Some records:

>> start

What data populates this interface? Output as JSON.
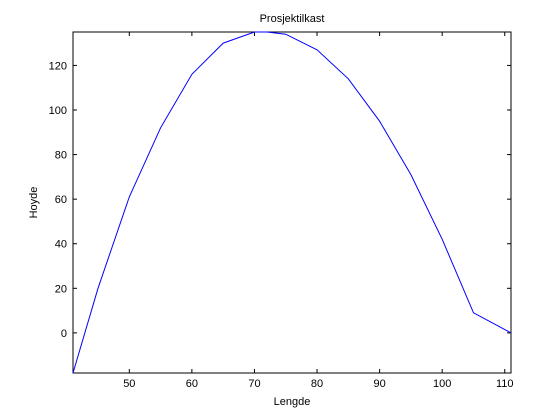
{
  "chart_data": {
    "type": "line",
    "title": "Prosjektilkast",
    "xlabel": "Lengde",
    "ylabel": "Hoyde",
    "xlim": [
      41,
      111
    ],
    "ylim": [
      -18,
      135
    ],
    "xticks": [
      50,
      60,
      70,
      80,
      90,
      100,
      110
    ],
    "yticks": [
      0,
      20,
      40,
      60,
      80,
      100,
      120
    ],
    "grid": false,
    "series": [
      {
        "color": "#0000ff",
        "x": [
          41,
          45,
          50,
          55,
          60,
          65,
          70,
          72,
          75,
          80,
          85,
          90,
          95,
          100,
          105,
          111
        ],
        "y": [
          -18,
          20,
          61,
          92,
          116,
          130,
          135,
          135,
          134,
          127,
          114,
          95,
          71,
          42,
          9,
          0
        ]
      }
    ]
  }
}
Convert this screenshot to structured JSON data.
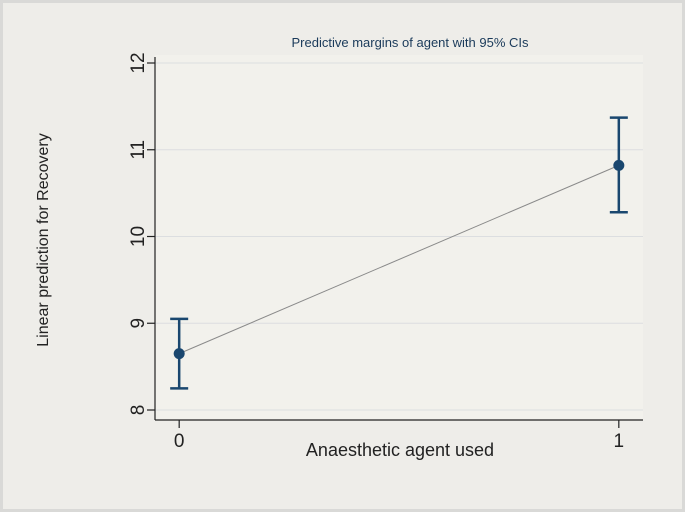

>> end

[Short exercise]:
In the listing above, locate each line with "this" and copy it.

[Task answer]:
What data populates this interface? Output as JSON.
Convert this screenshot to structured JSON data.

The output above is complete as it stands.